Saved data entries
--------------------

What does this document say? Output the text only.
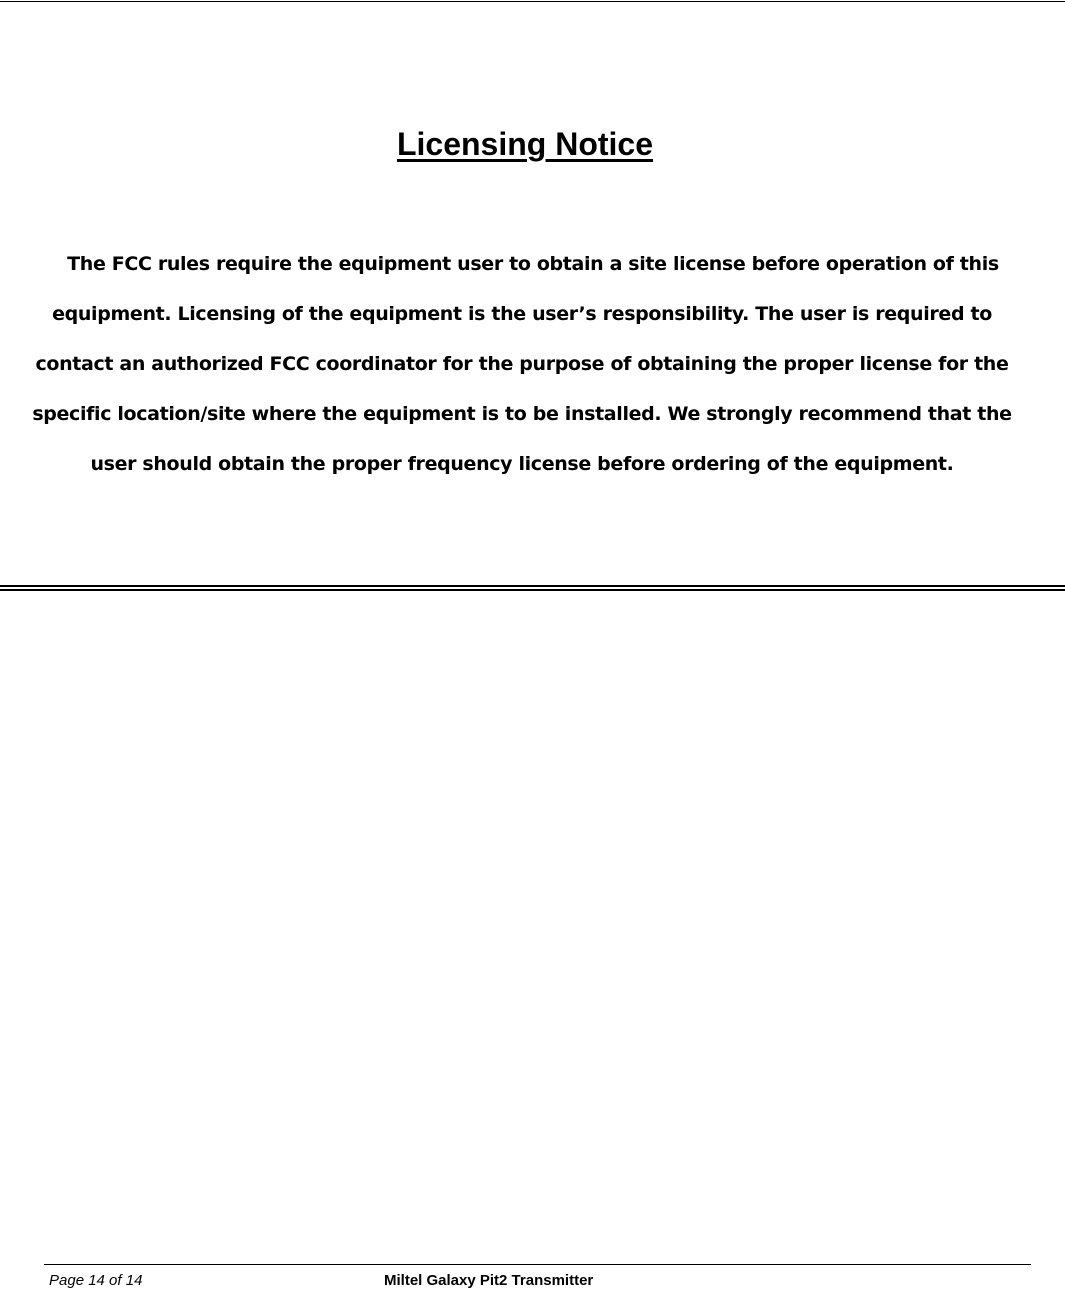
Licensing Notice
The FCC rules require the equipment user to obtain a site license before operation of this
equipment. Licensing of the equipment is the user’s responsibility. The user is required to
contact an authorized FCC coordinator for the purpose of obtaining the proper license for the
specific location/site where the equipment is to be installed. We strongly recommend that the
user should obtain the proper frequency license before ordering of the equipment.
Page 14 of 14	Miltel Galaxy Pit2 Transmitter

--------------------

> **Goal of the exercise**: Gather up the lines that contain the word "this".

> **Output of the task**:
What does this document say? Output the text only.
The FCC rules require the equipment user to obtain a site license before operation of this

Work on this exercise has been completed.